Element and region data:

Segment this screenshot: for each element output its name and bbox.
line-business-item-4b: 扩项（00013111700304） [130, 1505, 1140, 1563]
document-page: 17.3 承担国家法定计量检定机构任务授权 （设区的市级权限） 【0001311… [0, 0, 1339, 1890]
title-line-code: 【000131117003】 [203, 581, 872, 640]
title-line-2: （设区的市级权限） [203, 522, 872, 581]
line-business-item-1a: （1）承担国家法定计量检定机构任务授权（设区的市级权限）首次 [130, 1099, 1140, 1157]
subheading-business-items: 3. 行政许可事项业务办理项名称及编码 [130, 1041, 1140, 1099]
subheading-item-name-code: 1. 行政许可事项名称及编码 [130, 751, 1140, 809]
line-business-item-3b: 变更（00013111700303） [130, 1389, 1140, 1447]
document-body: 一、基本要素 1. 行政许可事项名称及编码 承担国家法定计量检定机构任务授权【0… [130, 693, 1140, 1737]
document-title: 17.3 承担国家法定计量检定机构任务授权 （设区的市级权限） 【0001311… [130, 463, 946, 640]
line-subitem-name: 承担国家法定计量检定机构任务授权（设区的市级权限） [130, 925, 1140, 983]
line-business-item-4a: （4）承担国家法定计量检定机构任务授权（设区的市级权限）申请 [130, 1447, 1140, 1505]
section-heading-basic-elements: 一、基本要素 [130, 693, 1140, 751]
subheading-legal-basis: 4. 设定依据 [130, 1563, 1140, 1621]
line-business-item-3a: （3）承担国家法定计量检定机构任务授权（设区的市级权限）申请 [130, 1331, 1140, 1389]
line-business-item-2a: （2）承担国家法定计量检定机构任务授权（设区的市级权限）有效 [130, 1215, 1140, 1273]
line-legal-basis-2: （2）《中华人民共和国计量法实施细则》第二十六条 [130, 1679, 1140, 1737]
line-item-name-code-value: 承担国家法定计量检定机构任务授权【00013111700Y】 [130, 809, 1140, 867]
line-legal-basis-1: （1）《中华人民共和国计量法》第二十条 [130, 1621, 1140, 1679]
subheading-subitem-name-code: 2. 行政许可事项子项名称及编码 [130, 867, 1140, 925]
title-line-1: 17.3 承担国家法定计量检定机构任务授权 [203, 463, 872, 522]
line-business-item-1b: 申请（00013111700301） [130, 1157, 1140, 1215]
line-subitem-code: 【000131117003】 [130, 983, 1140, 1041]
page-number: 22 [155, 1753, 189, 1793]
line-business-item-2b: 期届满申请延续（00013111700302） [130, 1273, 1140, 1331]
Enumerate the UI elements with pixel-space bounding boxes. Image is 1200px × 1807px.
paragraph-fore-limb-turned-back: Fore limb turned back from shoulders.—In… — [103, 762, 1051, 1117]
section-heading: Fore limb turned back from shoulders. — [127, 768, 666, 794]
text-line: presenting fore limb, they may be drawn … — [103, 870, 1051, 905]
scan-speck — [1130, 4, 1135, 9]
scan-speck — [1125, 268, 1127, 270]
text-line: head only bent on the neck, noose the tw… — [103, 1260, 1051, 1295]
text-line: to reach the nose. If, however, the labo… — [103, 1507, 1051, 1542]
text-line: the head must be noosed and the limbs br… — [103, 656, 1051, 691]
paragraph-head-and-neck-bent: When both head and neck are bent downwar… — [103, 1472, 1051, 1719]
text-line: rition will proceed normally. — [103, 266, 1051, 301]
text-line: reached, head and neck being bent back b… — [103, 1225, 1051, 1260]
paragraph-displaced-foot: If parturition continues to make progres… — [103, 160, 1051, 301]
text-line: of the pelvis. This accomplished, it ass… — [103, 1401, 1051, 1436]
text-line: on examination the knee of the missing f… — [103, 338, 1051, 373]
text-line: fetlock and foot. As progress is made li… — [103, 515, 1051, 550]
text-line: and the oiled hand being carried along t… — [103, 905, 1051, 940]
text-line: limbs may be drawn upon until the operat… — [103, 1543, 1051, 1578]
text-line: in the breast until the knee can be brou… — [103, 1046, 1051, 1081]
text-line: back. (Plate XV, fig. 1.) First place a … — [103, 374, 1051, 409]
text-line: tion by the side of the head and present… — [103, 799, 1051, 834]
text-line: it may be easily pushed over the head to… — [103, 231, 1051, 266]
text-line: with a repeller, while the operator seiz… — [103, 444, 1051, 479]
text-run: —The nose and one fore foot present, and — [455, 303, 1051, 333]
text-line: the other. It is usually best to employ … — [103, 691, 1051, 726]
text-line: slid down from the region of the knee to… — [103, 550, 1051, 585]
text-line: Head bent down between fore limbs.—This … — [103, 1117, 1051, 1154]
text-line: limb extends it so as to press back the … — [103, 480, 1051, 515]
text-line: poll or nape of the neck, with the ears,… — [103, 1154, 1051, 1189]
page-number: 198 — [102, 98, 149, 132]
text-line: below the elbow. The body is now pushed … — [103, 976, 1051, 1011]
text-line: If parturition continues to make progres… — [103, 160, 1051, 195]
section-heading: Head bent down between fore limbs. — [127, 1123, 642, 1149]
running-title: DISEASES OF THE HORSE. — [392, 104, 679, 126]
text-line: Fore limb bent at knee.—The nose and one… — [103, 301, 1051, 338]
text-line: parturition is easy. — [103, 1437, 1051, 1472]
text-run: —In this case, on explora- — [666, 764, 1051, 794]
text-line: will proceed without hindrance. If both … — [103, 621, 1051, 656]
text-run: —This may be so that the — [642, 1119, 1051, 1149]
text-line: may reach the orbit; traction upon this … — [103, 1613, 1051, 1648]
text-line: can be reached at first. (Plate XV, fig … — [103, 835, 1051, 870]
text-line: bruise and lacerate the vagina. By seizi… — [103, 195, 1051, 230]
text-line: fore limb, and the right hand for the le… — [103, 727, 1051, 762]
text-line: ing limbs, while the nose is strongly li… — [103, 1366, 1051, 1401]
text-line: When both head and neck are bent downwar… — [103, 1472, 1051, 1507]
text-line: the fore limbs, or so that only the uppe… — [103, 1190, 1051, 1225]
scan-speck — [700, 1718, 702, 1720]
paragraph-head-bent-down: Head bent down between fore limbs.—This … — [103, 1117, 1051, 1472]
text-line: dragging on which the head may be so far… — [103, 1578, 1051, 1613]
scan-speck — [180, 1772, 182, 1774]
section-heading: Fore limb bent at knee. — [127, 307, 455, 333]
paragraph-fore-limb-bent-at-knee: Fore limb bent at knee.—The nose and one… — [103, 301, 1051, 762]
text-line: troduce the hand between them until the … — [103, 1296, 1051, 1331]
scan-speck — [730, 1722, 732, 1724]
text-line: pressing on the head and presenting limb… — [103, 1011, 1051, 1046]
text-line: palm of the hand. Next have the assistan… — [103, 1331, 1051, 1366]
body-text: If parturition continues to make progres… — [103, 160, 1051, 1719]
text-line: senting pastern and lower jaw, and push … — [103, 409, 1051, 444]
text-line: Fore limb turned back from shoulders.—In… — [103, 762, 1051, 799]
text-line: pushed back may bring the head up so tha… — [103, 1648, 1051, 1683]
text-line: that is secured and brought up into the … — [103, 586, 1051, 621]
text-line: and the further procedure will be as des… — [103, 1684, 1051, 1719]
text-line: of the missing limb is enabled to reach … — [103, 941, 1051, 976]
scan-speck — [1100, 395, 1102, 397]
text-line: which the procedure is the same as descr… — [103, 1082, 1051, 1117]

### [YOUR INSTRUCTIONS]
Output every one of the rows above again without any change, keeping each line the same and in the same order.

### [TASK RESPONSE]
Segment this screenshot: for each element output its name and bbox.
line-business-item-4b: 扩项（00013111700304） [130, 1505, 1140, 1563]
document-page: 17.3 承担国家法定计量检定机构任务授权 （设区的市级权限） 【0001311… [0, 0, 1339, 1890]
title-line-code: 【000131117003】 [203, 581, 872, 640]
title-line-2: （设区的市级权限） [203, 522, 872, 581]
line-business-item-1a: （1）承担国家法定计量检定机构任务授权（设区的市级权限）首次 [130, 1099, 1140, 1157]
subheading-business-items: 3. 行政许可事项业务办理项名称及编码 [130, 1041, 1140, 1099]
subheading-item-name-code: 1. 行政许可事项名称及编码 [130, 751, 1140, 809]
line-business-item-3b: 变更（00013111700303） [130, 1389, 1140, 1447]
document-body: 一、基本要素 1. 行政许可事项名称及编码 承担国家法定计量检定机构任务授权【0… [130, 693, 1140, 1737]
document-title: 17.3 承担国家法定计量检定机构任务授权 （设区的市级权限） 【0001311… [130, 463, 946, 640]
line-subitem-name: 承担国家法定计量检定机构任务授权（设区的市级权限） [130, 925, 1140, 983]
line-business-item-4a: （4）承担国家法定计量检定机构任务授权（设区的市级权限）申请 [130, 1447, 1140, 1505]
section-heading-basic-elements: 一、基本要素 [130, 693, 1140, 751]
subheading-legal-basis: 4. 设定依据 [130, 1563, 1140, 1621]
line-business-item-3a: （3）承担国家法定计量检定机构任务授权（设区的市级权限）申请 [130, 1331, 1140, 1389]
line-business-item-2a: （2）承担国家法定计量检定机构任务授权（设区的市级权限）有效 [130, 1215, 1140, 1273]
line-legal-basis-2: （2）《中华人民共和国计量法实施细则》第二十六条 [130, 1679, 1140, 1737]
line-item-name-code-value: 承担国家法定计量检定机构任务授权【00013111700Y】 [130, 809, 1140, 867]
line-legal-basis-1: （1）《中华人民共和国计量法》第二十条 [130, 1621, 1140, 1679]
subheading-subitem-name-code: 2. 行政许可事项子项名称及编码 [130, 867, 1140, 925]
title-line-1: 17.3 承担国家法定计量检定机构任务授权 [203, 463, 872, 522]
line-business-item-1b: 申请（00013111700301） [130, 1157, 1140, 1215]
line-subitem-code: 【000131117003】 [130, 983, 1140, 1041]
page-number: 22 [155, 1753, 189, 1793]
line-business-item-2b: 期届满申请延续（00013111700302） [130, 1273, 1140, 1331]
Enumerate the UI elements with pixel-space bounding boxes. Image is 1200px × 1807px.
paragraph-fore-limb-turned-back: Fore limb turned back from shoulders.—In… — [103, 762, 1051, 1117]
section-heading: Fore limb turned back from shoulders. — [127, 768, 666, 794]
text-line: presenting fore limb, they may be drawn … — [103, 870, 1051, 905]
scan-speck — [1130, 4, 1135, 9]
scan-speck — [1125, 268, 1127, 270]
text-line: head only bent on the neck, noose the tw… — [103, 1260, 1051, 1295]
text-line: to reach the nose. If, however, the labo… — [103, 1507, 1051, 1542]
text-line: the head must be noosed and the limbs br… — [103, 656, 1051, 691]
paragraph-head-and-neck-bent: When both head and neck are bent downwar… — [103, 1472, 1051, 1719]
text-line: rition will proceed normally. — [103, 266, 1051, 301]
text-line: reached, head and neck being bent back b… — [103, 1225, 1051, 1260]
paragraph-displaced-foot: If parturition continues to make progres… — [103, 160, 1051, 301]
text-line: of the pelvis. This accomplished, it ass… — [103, 1401, 1051, 1436]
text-line: on examination the knee of the missing f… — [103, 338, 1051, 373]
text-line: fetlock and foot. As progress is made li… — [103, 515, 1051, 550]
text-line: and the oiled hand being carried along t… — [103, 905, 1051, 940]
text-line: limbs may be drawn upon until the operat… — [103, 1543, 1051, 1578]
text-line: in the breast until the knee can be brou… — [103, 1046, 1051, 1081]
text-line: back. (Plate XV, fig. 1.) First place a … — [103, 374, 1051, 409]
text-line: tion by the side of the head and present… — [103, 799, 1051, 834]
text-line: it may be easily pushed over the head to… — [103, 231, 1051, 266]
text-line: with a repeller, while the operator seiz… — [103, 444, 1051, 479]
text-run: —The nose and one fore foot present, and — [455, 303, 1051, 333]
text-line: the other. It is usually best to employ … — [103, 691, 1051, 726]
text-line: slid down from the region of the knee to… — [103, 550, 1051, 585]
text-line: Head bent down between fore limbs.—This … — [103, 1117, 1051, 1154]
text-line: limb extends it so as to press back the … — [103, 480, 1051, 515]
text-line: poll or nape of the neck, with the ears,… — [103, 1154, 1051, 1189]
page-number: 198 — [102, 98, 149, 132]
text-line: below the elbow. The body is now pushed … — [103, 976, 1051, 1011]
text-line: If parturition continues to make progres… — [103, 160, 1051, 195]
section-heading: Head bent down between fore limbs. — [127, 1123, 642, 1149]
running-title: DISEASES OF THE HORSE. — [392, 104, 679, 126]
text-line: Fore limb bent at knee.—The nose and one… — [103, 301, 1051, 338]
text-line: parturition is easy. — [103, 1437, 1051, 1472]
text-run: —In this case, on explora- — [666, 764, 1051, 794]
text-line: will proceed without hindrance. If both … — [103, 621, 1051, 656]
text-run: —This may be so that the — [642, 1119, 1051, 1149]
text-line: may reach the orbit; traction upon this … — [103, 1613, 1051, 1648]
text-line: can be reached at first. (Plate XV, fig … — [103, 835, 1051, 870]
text-line: bruise and lacerate the vagina. By seizi… — [103, 195, 1051, 230]
text-line: fore limb, and the right hand for the le… — [103, 727, 1051, 762]
text-line: ing limbs, while the nose is strongly li… — [103, 1366, 1051, 1401]
text-line: When both head and neck are bent downwar… — [103, 1472, 1051, 1507]
text-line: the fore limbs, or so that only the uppe… — [103, 1190, 1051, 1225]
scan-speck — [700, 1718, 702, 1720]
paragraph-head-bent-down: Head bent down between fore limbs.—This … — [103, 1117, 1051, 1472]
text-line: dragging on which the head may be so far… — [103, 1578, 1051, 1613]
scan-speck — [180, 1772, 182, 1774]
section-heading: Fore limb bent at knee. — [127, 307, 455, 333]
paragraph-fore-limb-bent-at-knee: Fore limb bent at knee.—The nose and one… — [103, 301, 1051, 762]
text-line: troduce the hand between them until the … — [103, 1296, 1051, 1331]
scan-speck — [730, 1722, 732, 1724]
text-line: pressing on the head and presenting limb… — [103, 1011, 1051, 1046]
text-line: palm of the hand. Next have the assistan… — [103, 1331, 1051, 1366]
body-text: If parturition continues to make progres… — [103, 160, 1051, 1719]
text-line: senting pastern and lower jaw, and push … — [103, 409, 1051, 444]
text-line: Fore limb turned back from shoulders.—In… — [103, 762, 1051, 799]
text-line: pushed back may bring the head up so tha… — [103, 1648, 1051, 1683]
text-line: that is secured and brought up into the … — [103, 586, 1051, 621]
text-line: and the further procedure will be as des… — [103, 1684, 1051, 1719]
text-line: of the missing limb is enabled to reach … — [103, 941, 1051, 976]
scan-speck — [1100, 395, 1102, 397]
text-line: which the procedure is the same as descr… — [103, 1082, 1051, 1117]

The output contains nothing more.